## START

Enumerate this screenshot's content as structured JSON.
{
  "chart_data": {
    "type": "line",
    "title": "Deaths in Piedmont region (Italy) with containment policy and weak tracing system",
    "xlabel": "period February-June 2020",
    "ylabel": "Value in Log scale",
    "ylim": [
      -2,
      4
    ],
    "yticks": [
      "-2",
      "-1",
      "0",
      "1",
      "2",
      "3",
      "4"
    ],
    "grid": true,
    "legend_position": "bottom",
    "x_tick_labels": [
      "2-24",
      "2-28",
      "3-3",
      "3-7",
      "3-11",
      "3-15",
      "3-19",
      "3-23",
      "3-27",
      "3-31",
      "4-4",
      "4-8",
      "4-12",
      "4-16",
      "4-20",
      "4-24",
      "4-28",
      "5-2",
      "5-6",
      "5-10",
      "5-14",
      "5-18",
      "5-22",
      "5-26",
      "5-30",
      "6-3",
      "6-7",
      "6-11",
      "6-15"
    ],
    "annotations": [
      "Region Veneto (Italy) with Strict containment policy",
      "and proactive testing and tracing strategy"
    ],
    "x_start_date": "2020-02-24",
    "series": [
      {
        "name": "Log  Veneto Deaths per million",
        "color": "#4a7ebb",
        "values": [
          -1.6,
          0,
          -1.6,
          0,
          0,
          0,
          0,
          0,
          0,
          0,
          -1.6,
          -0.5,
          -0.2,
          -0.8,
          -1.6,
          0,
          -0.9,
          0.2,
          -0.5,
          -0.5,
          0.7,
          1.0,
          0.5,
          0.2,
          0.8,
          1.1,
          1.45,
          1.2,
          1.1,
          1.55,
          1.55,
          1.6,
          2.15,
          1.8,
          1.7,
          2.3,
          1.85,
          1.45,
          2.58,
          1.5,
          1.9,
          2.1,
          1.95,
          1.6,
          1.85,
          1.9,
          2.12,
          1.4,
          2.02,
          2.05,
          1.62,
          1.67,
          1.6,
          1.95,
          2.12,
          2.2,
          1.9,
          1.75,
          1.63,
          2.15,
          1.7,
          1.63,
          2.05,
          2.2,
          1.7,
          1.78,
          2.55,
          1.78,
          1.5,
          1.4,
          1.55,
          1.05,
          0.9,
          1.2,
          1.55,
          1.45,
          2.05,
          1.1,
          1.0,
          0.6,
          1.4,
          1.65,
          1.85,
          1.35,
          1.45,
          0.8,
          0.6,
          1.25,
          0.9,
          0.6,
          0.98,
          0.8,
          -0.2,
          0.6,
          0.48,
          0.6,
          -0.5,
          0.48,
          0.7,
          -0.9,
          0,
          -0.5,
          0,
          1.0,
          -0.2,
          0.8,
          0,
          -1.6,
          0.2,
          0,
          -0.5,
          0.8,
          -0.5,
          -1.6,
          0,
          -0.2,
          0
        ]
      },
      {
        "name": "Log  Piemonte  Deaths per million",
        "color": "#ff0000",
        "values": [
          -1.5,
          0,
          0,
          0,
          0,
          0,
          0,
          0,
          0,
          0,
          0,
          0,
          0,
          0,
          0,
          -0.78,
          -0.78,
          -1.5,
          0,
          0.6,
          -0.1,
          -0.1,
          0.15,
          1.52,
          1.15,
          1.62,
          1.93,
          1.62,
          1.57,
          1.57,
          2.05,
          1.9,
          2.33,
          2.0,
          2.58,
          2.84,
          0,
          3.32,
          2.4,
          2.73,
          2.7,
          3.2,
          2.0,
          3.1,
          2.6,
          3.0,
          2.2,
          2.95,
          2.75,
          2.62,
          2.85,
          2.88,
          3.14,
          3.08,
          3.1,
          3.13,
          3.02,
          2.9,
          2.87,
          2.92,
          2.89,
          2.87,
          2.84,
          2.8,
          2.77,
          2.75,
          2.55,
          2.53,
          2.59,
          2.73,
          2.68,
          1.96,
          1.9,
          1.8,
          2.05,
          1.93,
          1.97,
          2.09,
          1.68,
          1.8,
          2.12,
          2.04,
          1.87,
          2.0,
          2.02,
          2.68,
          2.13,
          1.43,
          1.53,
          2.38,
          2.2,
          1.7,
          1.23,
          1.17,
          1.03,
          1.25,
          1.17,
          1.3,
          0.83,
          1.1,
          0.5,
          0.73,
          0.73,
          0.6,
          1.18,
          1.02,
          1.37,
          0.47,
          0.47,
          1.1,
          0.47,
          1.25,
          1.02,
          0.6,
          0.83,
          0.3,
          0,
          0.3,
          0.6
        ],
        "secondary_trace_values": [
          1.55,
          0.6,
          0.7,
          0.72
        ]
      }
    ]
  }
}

## END

_What to do_
Output all of the material, please, exactly as it stands.

_Response for this exercise_
Enumerate this screenshot's content as structured JSON.
{
  "chart_data": {
    "type": "line",
    "title": "Deaths in Piedmont region (Italy) with containment policy and weak tracing system",
    "xlabel": "period February-June 2020",
    "ylabel": "Value in Log scale",
    "ylim": [
      -2,
      4
    ],
    "yticks": [
      "-2",
      "-1",
      "0",
      "1",
      "2",
      "3",
      "4"
    ],
    "grid": true,
    "legend_position": "bottom",
    "x_tick_labels": [
      "2-24",
      "2-28",
      "3-3",
      "3-7",
      "3-11",
      "3-15",
      "3-19",
      "3-23",
      "3-27",
      "3-31",
      "4-4",
      "4-8",
      "4-12",
      "4-16",
      "4-20",
      "4-24",
      "4-28",
      "5-2",
      "5-6",
      "5-10",
      "5-14",
      "5-18",
      "5-22",
      "5-26",
      "5-30",
      "6-3",
      "6-7",
      "6-11",
      "6-15"
    ],
    "annotations": [
      "Region Veneto (Italy) with Strict containment policy",
      "and proactive testing and tracing strategy"
    ],
    "x_start_date": "2020-02-24",
    "series": [
      {
        "name": "Log  Veneto Deaths per million",
        "color": "#4a7ebb",
        "values": [
          -1.6,
          0,
          -1.6,
          0,
          0,
          0,
          0,
          0,
          0,
          0,
          -1.6,
          -0.5,
          -0.2,
          -0.8,
          -1.6,
          0,
          -0.9,
          0.2,
          -0.5,
          -0.5,
          0.7,
          1.0,
          0.5,
          0.2,
          0.8,
          1.1,
          1.45,
          1.2,
          1.1,
          1.55,
          1.55,
          1.6,
          2.15,
          1.8,
          1.7,
          2.3,
          1.85,
          1.45,
          2.58,
          1.5,
          1.9,
          2.1,
          1.95,
          1.6,
          1.85,
          1.9,
          2.12,
          1.4,
          2.02,
          2.05,
          1.62,
          1.67,
          1.6,
          1.95,
          2.12,
          2.2,
          1.9,
          1.75,
          1.63,
          2.15,
          1.7,
          1.63,
          2.05,
          2.2,
          1.7,
          1.78,
          2.55,
          1.78,
          1.5,
          1.4,
          1.55,
          1.05,
          0.9,
          1.2,
          1.55,
          1.45,
          2.05,
          1.1,
          1.0,
          0.6,
          1.4,
          1.65,
          1.85,
          1.35,
          1.45,
          0.8,
          0.6,
          1.25,
          0.9,
          0.6,
          0.98,
          0.8,
          -0.2,
          0.6,
          0.48,
          0.6,
          -0.5,
          0.48,
          0.7,
          -0.9,
          0,
          -0.5,
          0,
          1.0,
          -0.2,
          0.8,
          0,
          -1.6,
          0.2,
          0,
          -0.5,
          0.8,
          -0.5,
          -1.6,
          0,
          -0.2,
          0
        ]
      },
      {
        "name": "Log  Piemonte  Deaths per million",
        "color": "#ff0000",
        "values": [
          -1.5,
          0,
          0,
          0,
          0,
          0,
          0,
          0,
          0,
          0,
          0,
          0,
          0,
          0,
          0,
          -0.78,
          -0.78,
          -1.5,
          0,
          0.6,
          -0.1,
          -0.1,
          0.15,
          1.52,
          1.15,
          1.62,
          1.93,
          1.62,
          1.57,
          1.57,
          2.05,
          1.9,
          2.33,
          2.0,
          2.58,
          2.84,
          0,
          3.32,
          2.4,
          2.73,
          2.7,
          3.2,
          2.0,
          3.1,
          2.6,
          3.0,
          2.2,
          2.95,
          2.75,
          2.62,
          2.85,
          2.88,
          3.14,
          3.08,
          3.1,
          3.13,
          3.02,
          2.9,
          2.87,
          2.92,
          2.89,
          2.87,
          2.84,
          2.8,
          2.77,
          2.75,
          2.55,
          2.53,
          2.59,
          2.73,
          2.68,
          1.96,
          1.9,
          1.8,
          2.05,
          1.93,
          1.97,
          2.09,
          1.68,
          1.8,
          2.12,
          2.04,
          1.87,
          2.0,
          2.02,
          2.68,
          2.13,
          1.43,
          1.53,
          2.38,
          2.2,
          1.7,
          1.23,
          1.17,
          1.03,
          1.25,
          1.17,
          1.3,
          0.83,
          1.1,
          0.5,
          0.73,
          0.73,
          0.6,
          1.18,
          1.02,
          1.37,
          0.47,
          0.47,
          1.1,
          0.47,
          1.25,
          1.02,
          0.6,
          0.83,
          0.3,
          0,
          0.3,
          0.6
        ],
        "secondary_trace_values": [
          1.55,
          0.6,
          0.7,
          0.72
        ]
      }
    ]
  }
}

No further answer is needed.